Report how many lines of the entries below contain the word "中华人民共和国民法典", and nothing more.
• • •
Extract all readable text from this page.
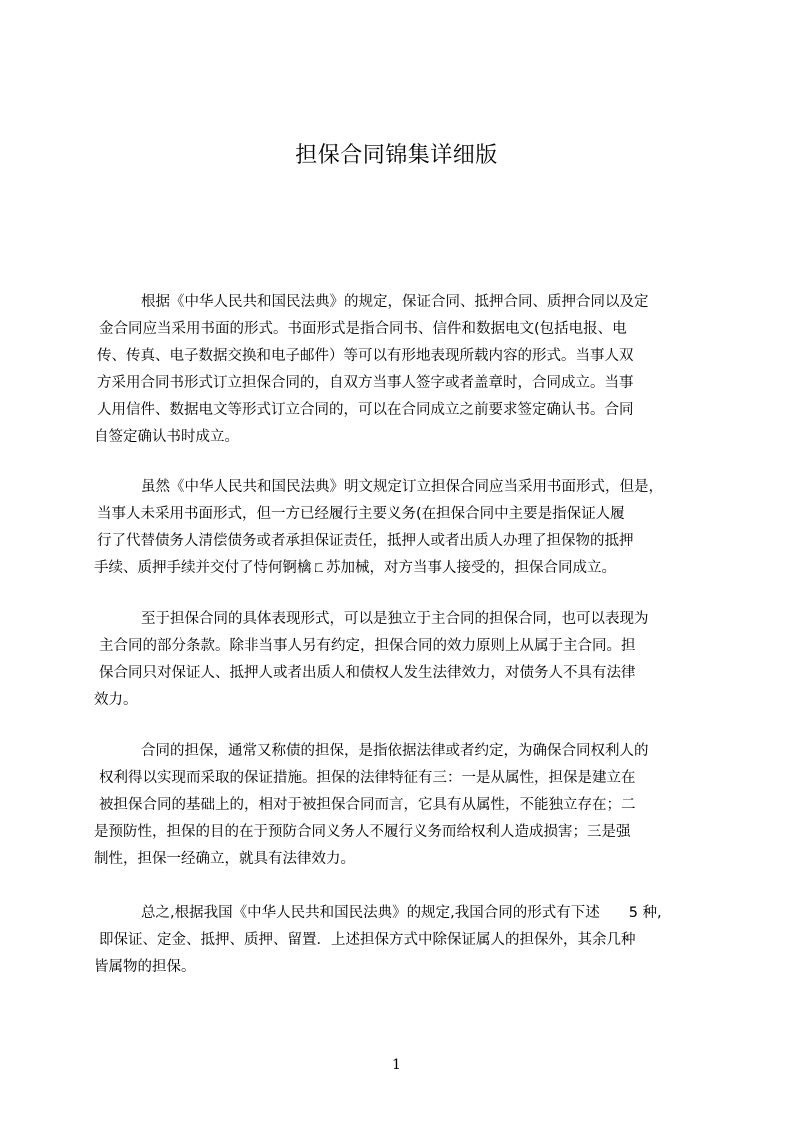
担保合同锦集详细版
根据《中华人民共和国民法典》的规定，保证合同、抵押合同、质押合同以及定
金合同应当采用书面的形式。书面形式是指合同书、信件和数据电文(包括电报、电
传、传真、电子数据交换和电子邮件）等可以有形地表现所载内容的形式。当事人双
方采用合同书形式订立担保合同的，自双方当事人签字或者盖章时，合同成立。当事
人用信件、数据电文等形式订立合同的，可以在合同成立之前要求签定确认书。合同
自签定确认书时成立。
虽然《中华人民共和国民法典》明文规定订立担保合同应当采用书面形式，但是，
当事人未采用书面形式，但一方已经履行主要义务(在担保合同中主要是指保证人履
行了代替债务人清偿债务或者承担保证责任，抵押人或者出质人办理了担保物的抵押
手续、质押手续并交付了恃何锕檎ㄈ苏加械，对方当事人接受的，担保合同成立。
至于担保合同的具体表现形式，可以是独立于主合同的担保合同，也可以表现为
主合同的部分条款。除非当事人另有约定，担保合同的效力原则上从属于主合同。担
保合同只对保证人、抵押人或者出质人和债权人发生法律效力，对债务人不具有法律
效力。
合同的担保，通常又称债的担保，是指依据法律或者约定，为确保合同权利人的
权利得以实现而采取的保证措施。担保的法律特征有三：一是从属性，担保是建立在
被担保合同的基础上的，相对于被担保合同而言，它具有从属性，不能独立存在；二
是预防性，担保的目的在于预防合同义务人不履行义务而给权利人造成损害；三是强
制性，担保一经确立，就具有法律效力。
总之,根据我国《中华人民共和国民法典》的规定,我国合同的形式有下述　　5 种,
即保证、定金、抵押、质押、留置．上述担保方式中除保证属人的担保外，其余几种
皆属物的担保。
1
• • •
▸ RESPONSE BELOW: 3